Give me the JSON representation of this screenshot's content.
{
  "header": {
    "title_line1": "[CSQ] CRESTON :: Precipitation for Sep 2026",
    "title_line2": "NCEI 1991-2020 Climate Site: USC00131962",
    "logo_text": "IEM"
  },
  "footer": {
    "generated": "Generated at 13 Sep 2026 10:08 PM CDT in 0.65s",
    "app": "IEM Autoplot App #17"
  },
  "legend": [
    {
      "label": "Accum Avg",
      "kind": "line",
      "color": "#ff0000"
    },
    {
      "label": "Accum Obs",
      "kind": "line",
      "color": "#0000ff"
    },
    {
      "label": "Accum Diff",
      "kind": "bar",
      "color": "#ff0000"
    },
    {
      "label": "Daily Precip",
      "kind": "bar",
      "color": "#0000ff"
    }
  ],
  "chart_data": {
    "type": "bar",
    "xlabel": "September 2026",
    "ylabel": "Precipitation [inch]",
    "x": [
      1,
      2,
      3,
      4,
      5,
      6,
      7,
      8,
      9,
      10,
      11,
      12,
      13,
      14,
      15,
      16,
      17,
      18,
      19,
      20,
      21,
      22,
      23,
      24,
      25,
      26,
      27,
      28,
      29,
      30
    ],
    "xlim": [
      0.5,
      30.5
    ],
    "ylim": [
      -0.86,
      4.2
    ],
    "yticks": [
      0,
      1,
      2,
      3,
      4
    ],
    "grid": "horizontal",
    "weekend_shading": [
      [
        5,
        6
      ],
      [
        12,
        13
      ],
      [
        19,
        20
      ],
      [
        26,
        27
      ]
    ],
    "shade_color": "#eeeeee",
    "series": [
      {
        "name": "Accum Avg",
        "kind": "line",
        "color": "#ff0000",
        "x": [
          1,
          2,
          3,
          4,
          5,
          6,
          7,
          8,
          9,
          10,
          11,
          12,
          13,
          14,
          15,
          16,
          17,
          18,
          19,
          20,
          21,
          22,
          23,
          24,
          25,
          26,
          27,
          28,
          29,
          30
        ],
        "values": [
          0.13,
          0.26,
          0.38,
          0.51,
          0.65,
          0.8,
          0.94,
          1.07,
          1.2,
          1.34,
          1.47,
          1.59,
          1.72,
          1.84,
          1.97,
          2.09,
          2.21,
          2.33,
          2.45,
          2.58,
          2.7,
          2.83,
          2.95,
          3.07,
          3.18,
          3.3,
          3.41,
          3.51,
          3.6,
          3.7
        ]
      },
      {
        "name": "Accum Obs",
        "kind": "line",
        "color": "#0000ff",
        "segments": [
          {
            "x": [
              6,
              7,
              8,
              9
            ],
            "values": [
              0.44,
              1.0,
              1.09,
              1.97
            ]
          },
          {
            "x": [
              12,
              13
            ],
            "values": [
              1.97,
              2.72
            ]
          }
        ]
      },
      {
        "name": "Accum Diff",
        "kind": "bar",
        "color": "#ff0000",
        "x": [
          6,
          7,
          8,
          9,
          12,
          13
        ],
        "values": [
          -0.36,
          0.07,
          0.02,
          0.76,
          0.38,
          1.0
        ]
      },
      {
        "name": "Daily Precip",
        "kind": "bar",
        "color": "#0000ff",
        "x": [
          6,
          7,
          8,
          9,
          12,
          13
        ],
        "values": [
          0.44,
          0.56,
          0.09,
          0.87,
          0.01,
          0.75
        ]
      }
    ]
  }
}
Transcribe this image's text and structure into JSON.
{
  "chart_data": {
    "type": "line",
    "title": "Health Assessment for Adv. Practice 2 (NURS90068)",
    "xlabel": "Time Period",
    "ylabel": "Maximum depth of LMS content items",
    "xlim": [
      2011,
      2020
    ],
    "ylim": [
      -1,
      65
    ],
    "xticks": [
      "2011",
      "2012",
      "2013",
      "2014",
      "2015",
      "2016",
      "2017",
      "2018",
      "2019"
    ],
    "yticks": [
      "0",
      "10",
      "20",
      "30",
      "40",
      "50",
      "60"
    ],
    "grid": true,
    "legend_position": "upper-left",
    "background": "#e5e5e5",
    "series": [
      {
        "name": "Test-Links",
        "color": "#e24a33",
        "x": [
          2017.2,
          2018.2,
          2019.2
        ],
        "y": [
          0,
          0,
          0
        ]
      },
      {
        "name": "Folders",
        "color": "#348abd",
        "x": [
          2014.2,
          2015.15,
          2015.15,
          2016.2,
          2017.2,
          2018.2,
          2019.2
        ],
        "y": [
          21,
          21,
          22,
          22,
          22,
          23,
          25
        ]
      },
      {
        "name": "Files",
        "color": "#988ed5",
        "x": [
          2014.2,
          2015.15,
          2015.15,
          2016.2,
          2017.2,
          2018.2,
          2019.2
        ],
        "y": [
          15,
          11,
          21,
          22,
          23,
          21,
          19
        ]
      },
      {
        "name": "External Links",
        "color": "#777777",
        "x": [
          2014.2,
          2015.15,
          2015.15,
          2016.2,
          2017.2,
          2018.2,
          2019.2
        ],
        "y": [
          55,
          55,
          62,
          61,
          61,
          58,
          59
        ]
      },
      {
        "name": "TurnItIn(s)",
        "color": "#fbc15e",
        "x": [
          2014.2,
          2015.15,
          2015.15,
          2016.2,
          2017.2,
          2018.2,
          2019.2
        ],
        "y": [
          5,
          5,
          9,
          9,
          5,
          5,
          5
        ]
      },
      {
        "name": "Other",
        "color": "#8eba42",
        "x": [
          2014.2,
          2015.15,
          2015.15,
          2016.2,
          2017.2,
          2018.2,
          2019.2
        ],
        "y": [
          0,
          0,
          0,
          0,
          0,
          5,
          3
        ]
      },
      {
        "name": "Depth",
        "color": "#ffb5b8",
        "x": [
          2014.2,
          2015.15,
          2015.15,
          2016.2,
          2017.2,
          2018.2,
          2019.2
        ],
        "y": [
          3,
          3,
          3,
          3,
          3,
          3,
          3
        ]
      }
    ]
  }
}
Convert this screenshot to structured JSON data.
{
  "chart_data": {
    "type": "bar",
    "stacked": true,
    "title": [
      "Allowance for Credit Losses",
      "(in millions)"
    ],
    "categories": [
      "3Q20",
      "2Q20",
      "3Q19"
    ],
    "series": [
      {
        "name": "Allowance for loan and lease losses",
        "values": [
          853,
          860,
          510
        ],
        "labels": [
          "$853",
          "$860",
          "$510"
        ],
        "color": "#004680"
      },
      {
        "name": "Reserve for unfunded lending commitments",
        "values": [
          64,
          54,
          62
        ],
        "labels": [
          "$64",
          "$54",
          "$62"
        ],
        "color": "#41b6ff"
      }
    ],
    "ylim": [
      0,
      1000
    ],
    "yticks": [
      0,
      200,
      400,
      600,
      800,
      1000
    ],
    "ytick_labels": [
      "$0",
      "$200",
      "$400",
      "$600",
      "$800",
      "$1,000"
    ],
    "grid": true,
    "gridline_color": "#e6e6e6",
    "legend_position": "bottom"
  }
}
○ ○ ○
What you will do: In the records above, find each line with the word "Daily" and copy it.

Response below:
      "label": "Daily Precip",
        "name": "Daily Precip",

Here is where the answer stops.